- **Условие задачи**: Приведите заново фрагмент текста документа ниже, который начинается со слов «Извергая проклятия, угрозы» и заканчивается словами «во время странствий.», заменив в нем «носильщик» на «проводник».

- **Текст документа**:
□ □ □ □ □
Он врезался в толчею, таща меня на буксире, высоко задирая могучие колени и пиная ими окружающих. Люди рассыпались перед его коленями во все стороны. Если они не рассыпались сами, их отбрасывало.

Извергая проклятия, угрозы и оскорбления, носильщик прокладывал путь сквозь людскую массу. Вокруг стоял невообразимый шум, — я, казалось, кожей ощущал, как вибрирует воздух. Люди вопили так, будто очутились в центре какого-то ужасного катаклизма. Над их головами ревели что-то невразумительное громкоговорители. Со всех сторон раздавались свистки, гудки и звонки.

 

2. "Есть. Молиться. Любить" книга-мемуары американской писательницы Элизабет Гилберт. Она описывает свое путешествие, совершенное на волне расставания с мужем, и открытия, произошедшие с ней во время странствий.

Книга разделена на 3 части:

"Есть" - героиня отправляется в Италию, пробует лучшие блюда итальянской кухни (именно благодаря этой книге многие узнали, где в Италии делают лучшую пиццу), занимается шопингом, прогуливается улицами Рима. К ней приходит знание того, как получать удовольствие от простых повседневных вещей.
□ □ □ □ □
- **Исходные данные**:
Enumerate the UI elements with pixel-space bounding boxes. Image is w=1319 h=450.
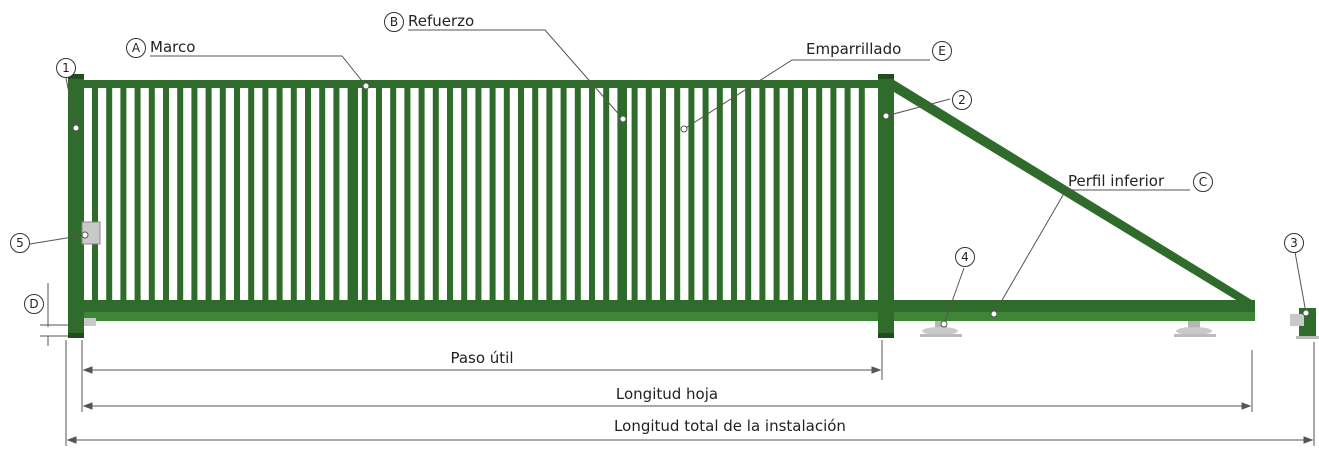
□ □ □ □ □
- **Ответ ниже**:
Извергая проклятия, угрозы и оскорбления, проводник прокладывал путь сквозь людскую массу. Вокруг стоял невообразимый шум, — я, казалось, кожей ощущал, как вибрирует воздух. Люди вопили так, будто очутились в центре какого-то ужасного катаклизма. Над их головами ревели что-то невразумительное громкоговорители. Со всех сторон раздавались свистки, гудки и звонки.

 

2. "Есть. Молиться. Любить" книга-мемуары американской писательницы Элизабет Гилберт. Она описывает свое путешествие, совершенное на волне расставания с мужем, и открытия, произошедшие с ней во время странствий.